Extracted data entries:

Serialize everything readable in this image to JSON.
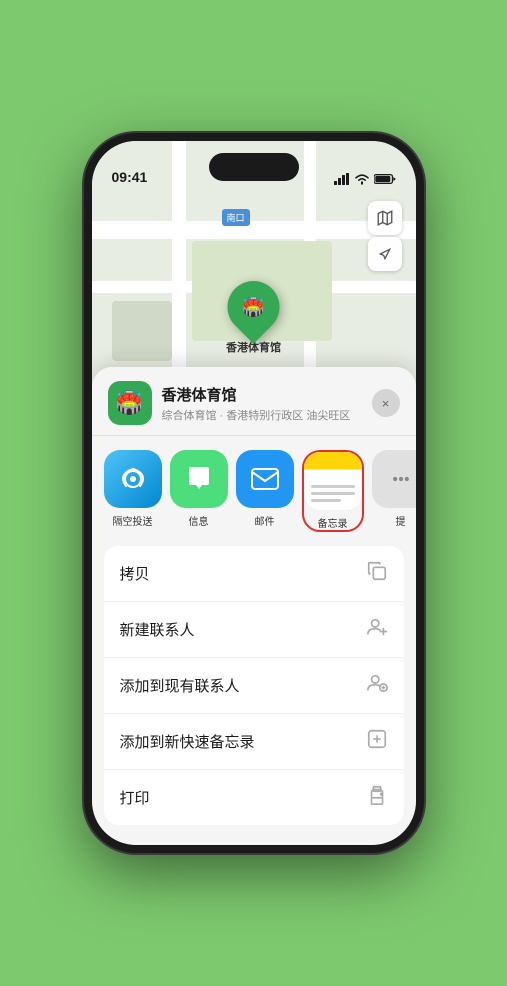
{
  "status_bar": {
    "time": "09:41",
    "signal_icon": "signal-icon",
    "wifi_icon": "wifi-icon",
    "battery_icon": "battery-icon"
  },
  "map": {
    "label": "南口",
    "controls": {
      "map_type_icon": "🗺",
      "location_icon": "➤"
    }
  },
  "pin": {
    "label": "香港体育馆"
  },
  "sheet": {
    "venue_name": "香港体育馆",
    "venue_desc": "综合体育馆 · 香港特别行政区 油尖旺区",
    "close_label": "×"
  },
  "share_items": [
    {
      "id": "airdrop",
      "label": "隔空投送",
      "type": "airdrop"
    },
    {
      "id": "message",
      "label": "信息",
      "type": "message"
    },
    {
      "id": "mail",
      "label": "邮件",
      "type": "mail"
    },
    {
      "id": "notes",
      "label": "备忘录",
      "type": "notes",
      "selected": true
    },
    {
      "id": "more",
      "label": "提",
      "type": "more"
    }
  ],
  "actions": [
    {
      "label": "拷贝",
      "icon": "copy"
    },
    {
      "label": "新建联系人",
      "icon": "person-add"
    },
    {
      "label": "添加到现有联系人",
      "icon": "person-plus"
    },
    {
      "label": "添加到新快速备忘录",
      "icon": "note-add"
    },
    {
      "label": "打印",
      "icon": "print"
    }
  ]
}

Work required
Omit the pictures, and quote the material above exactly as given.

Answer to the problem
Serialize everything readable in this image to JSON.
{
  "status_bar": {
    "time": "09:41",
    "signal_icon": "signal-icon",
    "wifi_icon": "wifi-icon",
    "battery_icon": "battery-icon"
  },
  "map": {
    "label": "南口",
    "controls": {
      "map_type_icon": "🗺",
      "location_icon": "➤"
    }
  },
  "pin": {
    "label": "香港体育馆"
  },
  "sheet": {
    "venue_name": "香港体育馆",
    "venue_desc": "综合体育馆 · 香港特别行政区 油尖旺区",
    "close_label": "×"
  },
  "share_items": [
    {
      "id": "airdrop",
      "label": "隔空投送",
      "type": "airdrop"
    },
    {
      "id": "message",
      "label": "信息",
      "type": "message"
    },
    {
      "id": "mail",
      "label": "邮件",
      "type": "mail"
    },
    {
      "id": "notes",
      "label": "备忘录",
      "type": "notes",
      "selected": true
    },
    {
      "id": "more",
      "label": "提",
      "type": "more"
    }
  ],
  "actions": [
    {
      "label": "拷贝",
      "icon": "copy"
    },
    {
      "label": "新建联系人",
      "icon": "person-add"
    },
    {
      "label": "添加到现有联系人",
      "icon": "person-plus"
    },
    {
      "label": "添加到新快速备忘录",
      "icon": "note-add"
    },
    {
      "label": "打印",
      "icon": "print"
    }
  ]
}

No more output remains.